= Compiti da svolgere =
a – Estrai dal brano sulla bellezza dell'amore il passo che inizia con "Il romanzo di" e termina con "suoi prodotti culturali.", copiandolo senza modifiche.
b – Rispondi alle seguenti domande sul brano sulla bellezza dell'amore.
(i) Da che cosa è guidato lo scrittore nell'esplorare il mondo?
(ii) Che cosa era all'inizio il protagonista del romanzo Martin Eden?
(iii) Da parte di chi il protagonista subisce mortificazioni e sconfitte?

= Estratto =

□ □ □ □ □

La bellezza dell’amore

Sezionare l’anatomia della bellezza, scoprirne i meccanismi generativi, per creare nuova bellezza. Compito dello scrittore è quello di esplorare il mondo , guidato dalla lanterna del genio , che consente di illuminare i vari aspetti della bellezza, spesso nascosti ed offuscati dalle tenebre della quotidianità e del piatto vivere comune.
Il romanzo di Jack London Martin Eden racconta il percorso del protagonista, che da rozzo marinaio, illuminato dall’amore per una donna colta, scopre la creatività del suo talento artistico, divorando libri e portando a consapevolezza critica le tante esperienze di vita che hanno caratterizzato la fase giovanile. Un impegno costante, determinato, che gli consente nel giro di pochi anni di studio appassionato e vasto di sprigionare tutta la sua creatività, pur subendo mortificazioni e sconfitte da parte del mondo accademico ed editoriale, che bocciava sistematicamente tutti i suoi prodotti culturali.

□ □ □ □ □

[Voci delle regioni etichettate]
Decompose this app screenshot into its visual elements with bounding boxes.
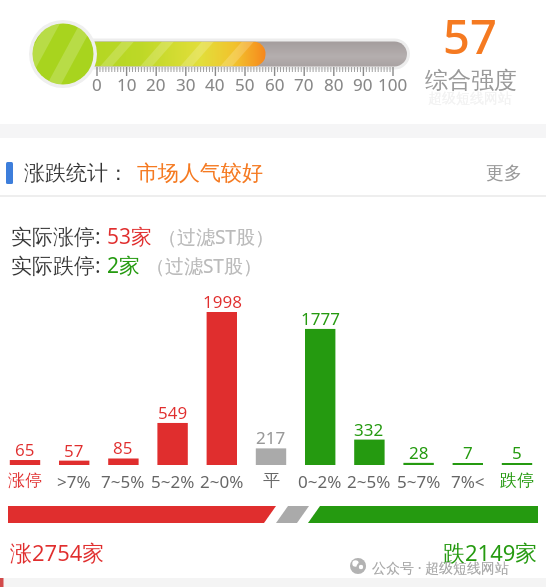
staticText: 2~5% (347, 470, 391, 493)
staticText: 30 (176, 73, 196, 96)
staticText: 100 (378, 73, 408, 96)
staticText: 涨2754家 (10, 537, 105, 567)
staticText: （过滤ST股） (153, 224, 274, 250)
staticText: 涨跌统计： (24, 160, 129, 186)
staticText: 65 (15, 438, 35, 461)
staticText: 5 (512, 441, 522, 464)
staticText: 53家 (107, 222, 153, 251)
staticText: 2家 (107, 251, 141, 280)
staticText: 60 (265, 73, 285, 96)
staticText: 7~5% (101, 470, 145, 493)
staticText: 90 (353, 73, 373, 96)
staticText: 10 (117, 73, 137, 96)
staticText: 更多 (486, 162, 522, 185)
staticText: 平 (263, 470, 280, 491)
staticText: 7%< (451, 470, 485, 493)
staticText: 70 (294, 73, 314, 96)
staticText: 市场人气较好 (137, 160, 263, 186)
staticText: 57 (64, 439, 84, 462)
staticText: 57 (443, 4, 497, 68)
staticText: 1998 (203, 290, 242, 313)
staticText: 7 (463, 441, 473, 464)
staticText: 85 (113, 436, 133, 459)
staticText: 5~7% (397, 470, 441, 493)
staticText: 跌停 (500, 470, 534, 491)
staticText: 5~2% (151, 470, 195, 493)
button[interactable]: 更多 (480, 162, 528, 185)
staticText: 实际涨停: (11, 222, 107, 251)
staticText: 332 (354, 418, 384, 441)
staticText: 80 (324, 73, 344, 96)
staticText: 公众号 · 超级短线网站 (372, 558, 510, 577)
staticText: 跌2149家 (443, 537, 538, 567)
staticText: >7% (57, 470, 91, 493)
staticText: 28 (409, 441, 429, 464)
staticText: 综合强度 (425, 66, 517, 95)
staticText: 0 (92, 73, 102, 96)
staticText: 1777 (301, 307, 340, 330)
staticText: 实际跌停: (11, 251, 107, 280)
staticText: （过滤ST股） (141, 253, 262, 279)
staticText: 40 (205, 73, 225, 96)
staticText: 50 (235, 73, 255, 96)
staticText: 217 (256, 426, 286, 449)
staticText: 20 (146, 73, 166, 96)
staticText: 549 (158, 401, 188, 424)
staticText: 0~2% (298, 470, 342, 493)
staticText: 涨停 (8, 470, 42, 491)
staticText: 2~0% (200, 470, 244, 493)
staticText: 超级短线网站 (428, 90, 512, 108)
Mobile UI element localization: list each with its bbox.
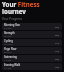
button[interactable]: Evening Walk	[2, 63, 62, 70]
staticText: Cycling	[4, 39, 13, 43]
staticText: Journey	[2, 7, 26, 14]
staticText: Yoga Flow	[4, 47, 17, 51]
button[interactable]: Morning Run	[2, 23, 62, 30]
staticText: 410	[55, 41, 60, 44]
staticText: 3.1 km	[4, 67, 12, 70]
staticText: Morning Run	[4, 23, 20, 27]
button[interactable]: Strength	[2, 31, 62, 38]
staticText: 5.2 km	[4, 27, 12, 30]
staticText: 390	[55, 57, 60, 60]
button[interactable]: Yoga Flow	[2, 47, 62, 54]
staticText: Evening Walk	[4, 63, 21, 67]
staticText: 1.2 km	[4, 59, 12, 62]
staticText: Strength	[4, 31, 15, 35]
staticText: 180	[55, 65, 60, 68]
button[interactable]: Swimming	[2, 55, 62, 62]
staticText: 150	[55, 49, 60, 52]
staticText: Your Fitness	[2, 0, 40, 7]
staticText: 280	[55, 33, 60, 36]
staticText: 30 min	[4, 51, 12, 54]
button[interactable]: Cycling	[2, 39, 62, 46]
staticText: 45 min	[4, 35, 12, 38]
staticText: 320	[55, 25, 60, 28]
staticText: 12.4 km	[4, 43, 13, 46]
staticText: Swimming	[4, 55, 17, 59]
staticText: Your Progress	[2, 17, 22, 21]
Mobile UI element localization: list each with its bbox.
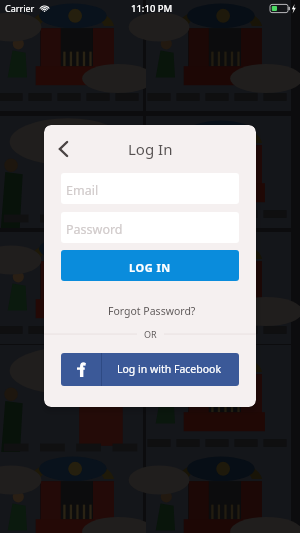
staticText: OR — [144, 328, 157, 340]
button[interactable]: Password — [61, 212, 239, 243]
button[interactable]: Log in with Facebook — [61, 353, 239, 386]
staticText: Log in with Facebook — [117, 362, 222, 376]
button[interactable]: Email — [61, 173, 239, 204]
staticText: 11:10 PM — [131, 2, 173, 15]
button[interactable]: Back — [50, 136, 76, 162]
staticText: Password — [66, 221, 123, 238]
staticText: Email — [66, 182, 99, 199]
button[interactable]: LOG IN — [61, 250, 239, 281]
staticText: LOG IN — [129, 260, 171, 275]
staticText: Log In — [128, 139, 173, 159]
button[interactable]: Forgot Password? — [106, 302, 194, 320]
staticText: Carrier — [5, 2, 35, 14]
staticText: Forgot Password? — [108, 304, 196, 318]
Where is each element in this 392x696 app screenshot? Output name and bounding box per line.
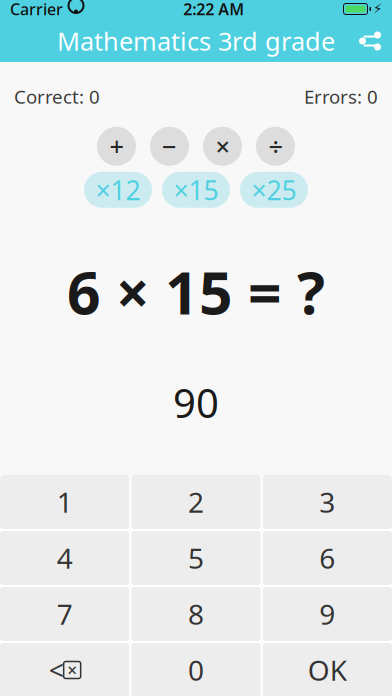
staticText: ×15 <box>174 172 218 208</box>
staticText: 2:22 AM <box>183 0 244 20</box>
button[interactable]: ÷ <box>256 127 295 166</box>
button[interactable]: Delete <box>0 643 129 696</box>
staticText: < <box>49 652 64 688</box>
staticText: 7 <box>57 595 73 633</box>
button[interactable]: − <box>150 127 189 166</box>
button[interactable]: OK <box>263 643 392 696</box>
button[interactable]: 0 <box>131 643 261 696</box>
staticText: 2 <box>188 483 204 521</box>
button[interactable]: ×25 <box>240 172 308 208</box>
staticText: 9 <box>319 595 335 633</box>
button[interactable]: 7 <box>0 587 129 641</box>
button[interactable]: 4 <box>0 531 129 585</box>
button[interactable]: 9 <box>263 587 392 641</box>
staticText: ÷ <box>268 130 282 163</box>
staticText: 6 × 15 = ? <box>67 253 325 331</box>
staticText: ×25 <box>252 172 296 208</box>
button[interactable]: × <box>203 127 242 166</box>
staticText: 4 <box>57 539 73 577</box>
staticText: × <box>67 658 77 682</box>
staticText: Errors: 0 <box>304 84 378 109</box>
staticText: 5 <box>188 539 204 577</box>
button[interactable]: ×15 <box>162 172 230 208</box>
staticText: Carrier <box>10 0 63 20</box>
button[interactable]: 3 <box>263 475 392 529</box>
button[interactable]: + <box>97 127 136 166</box>
staticText: × <box>216 130 230 163</box>
staticText: 1 <box>57 483 73 521</box>
staticText: OK <box>308 651 347 689</box>
staticText: ×12 <box>96 172 140 208</box>
button[interactable]: 6 <box>263 531 392 585</box>
staticText: 3 <box>319 483 335 521</box>
staticText: ⚡︎ <box>373 1 382 16</box>
button[interactable]: 2 <box>131 475 261 529</box>
staticText: 8 <box>188 595 204 633</box>
staticText: + <box>110 130 124 163</box>
staticText: Correct: 0 <box>14 84 100 109</box>
staticText: 90 <box>173 376 219 429</box>
staticText: − <box>162 130 177 163</box>
staticText: 6 <box>319 539 335 577</box>
staticText: Mathematics 3rd grade <box>57 24 335 58</box>
staticText: 0 <box>188 651 204 689</box>
button[interactable]: ×12 <box>84 172 152 208</box>
button[interactable]: Share <box>348 20 392 62</box>
button[interactable]: 1 <box>0 475 129 529</box>
button[interactable]: 8 <box>131 587 261 641</box>
button[interactable]: 5 <box>131 531 261 585</box>
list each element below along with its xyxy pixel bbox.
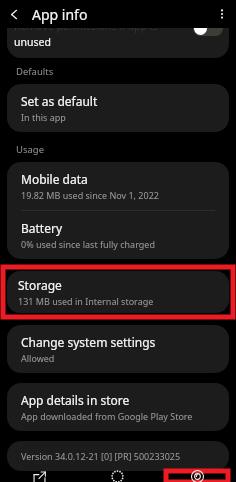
staticText: 131 MB used in Internal storage [18,295,154,307]
button[interactable]: Open [0,471,78,482]
staticText: Change system settings [21,334,156,350]
staticText: App details in store [21,392,130,408]
button[interactable]: Force stop [166,471,228,482]
staticText: unused [14,35,51,49]
staticText: 0% used since last fully charged [21,238,155,250]
button[interactable]: Toggle remove permissions [193,28,223,36]
button[interactable]: Remove permissions if app is [7,28,229,58]
button[interactable]: Change system settings [7,325,229,373]
button[interactable]: Set as default [7,84,229,132]
staticText: Allowed [21,352,55,364]
button[interactable]: Storage [7,271,229,313]
button[interactable]: More options [208,0,236,28]
staticText: App info [32,5,88,24]
button[interactable]: App details in store [7,383,229,431]
staticText: Set as default [21,93,98,109]
staticText: Usage [16,143,45,156]
staticText: Storage [18,277,62,293]
button[interactable]: Mobile data [7,162,229,210]
staticText: In this app [21,111,66,123]
staticText: Remove permissions if app is [14,28,158,33]
staticText: Defaults [16,65,54,78]
button[interactable]: Disable [78,471,157,482]
staticText: App downloaded from Google Play Store [21,410,193,422]
button[interactable]: Version 34.0.12-21 [0] [PR] 500233025 [7,441,229,471]
staticText: Mobile data [21,171,88,187]
staticText: Version 34.0.12-21 [0] [PR] 500233025 [21,450,181,462]
staticText: 19.82 MB used since Nov 1, 2022 [21,189,159,201]
button[interactable]: Back [0,0,28,28]
staticText: Battery [21,220,63,236]
button[interactable]: Battery [7,211,229,259]
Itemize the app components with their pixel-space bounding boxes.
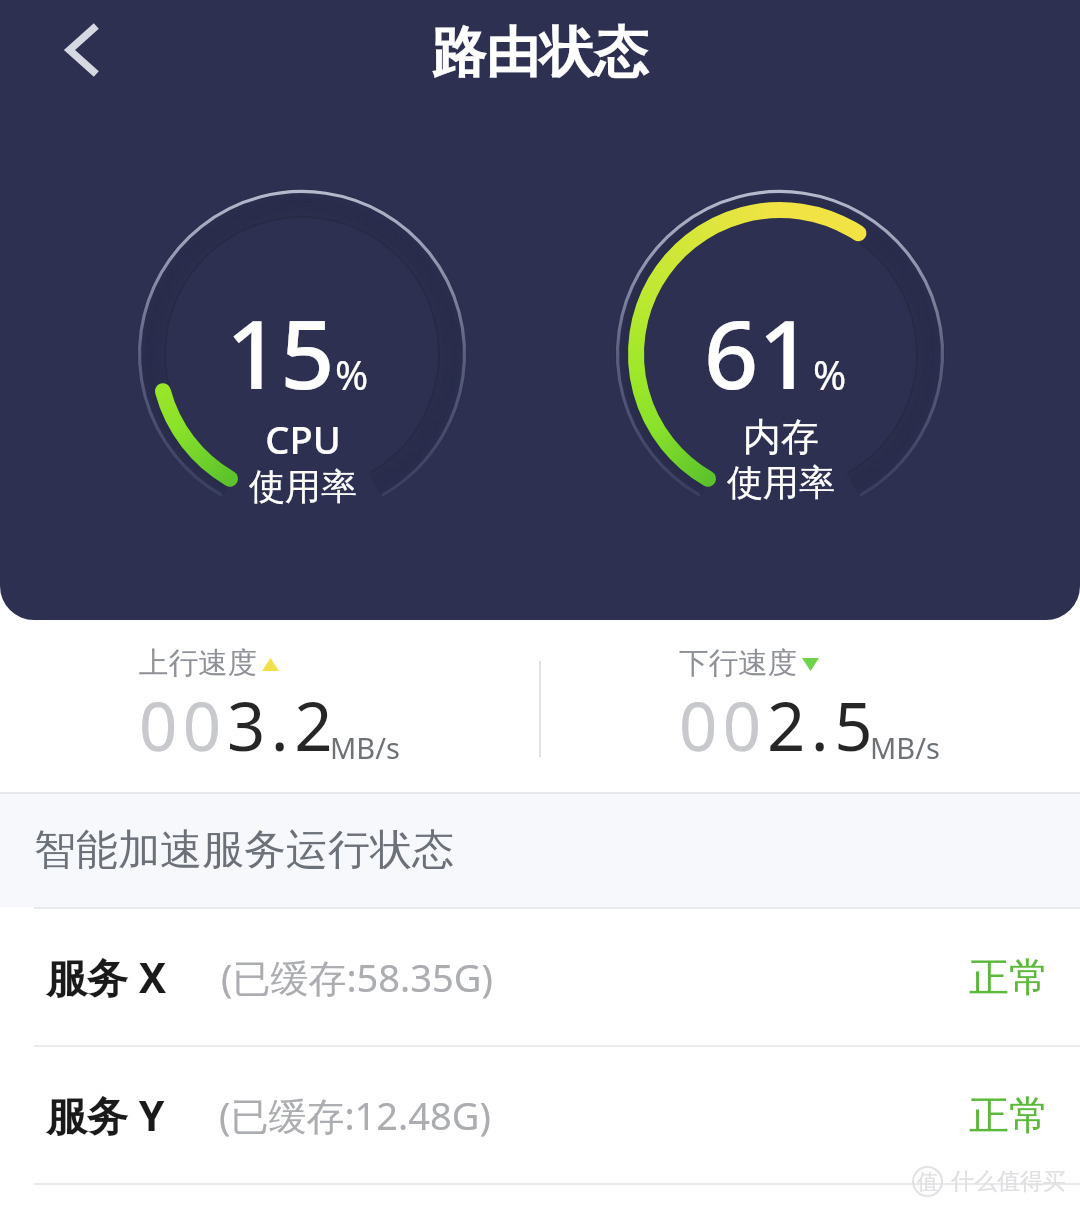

□ □ □ □ □

= Soluzioni =
a –
Il romanzo di Jack London Martin Eden racconta il percorso del protagonista, che da rozzo marinaio, illuminato dall’amore per una donna colta, scopre la creatività del suo talento artistico, divorando libri e portando a consapevolezza critica le tante esperienze di vita che hanno caratterizzato la fase giovanile. Un impegno costante, determinato, che gli consente nel giro di pochi anni di studio appassionato e vasto di sprigionare tutta la sua creatività, pur subendo mortificazioni e sconfitte da parte del mondo accademico ed editoriale, che bocciava sistematicamente tutti i suoi prodotti culturali.

b –
(i) Dalla lanterna del genio.
(ii) Un rozzo marinaio.
(iii) Da parte del mondo accademico ed editoriale.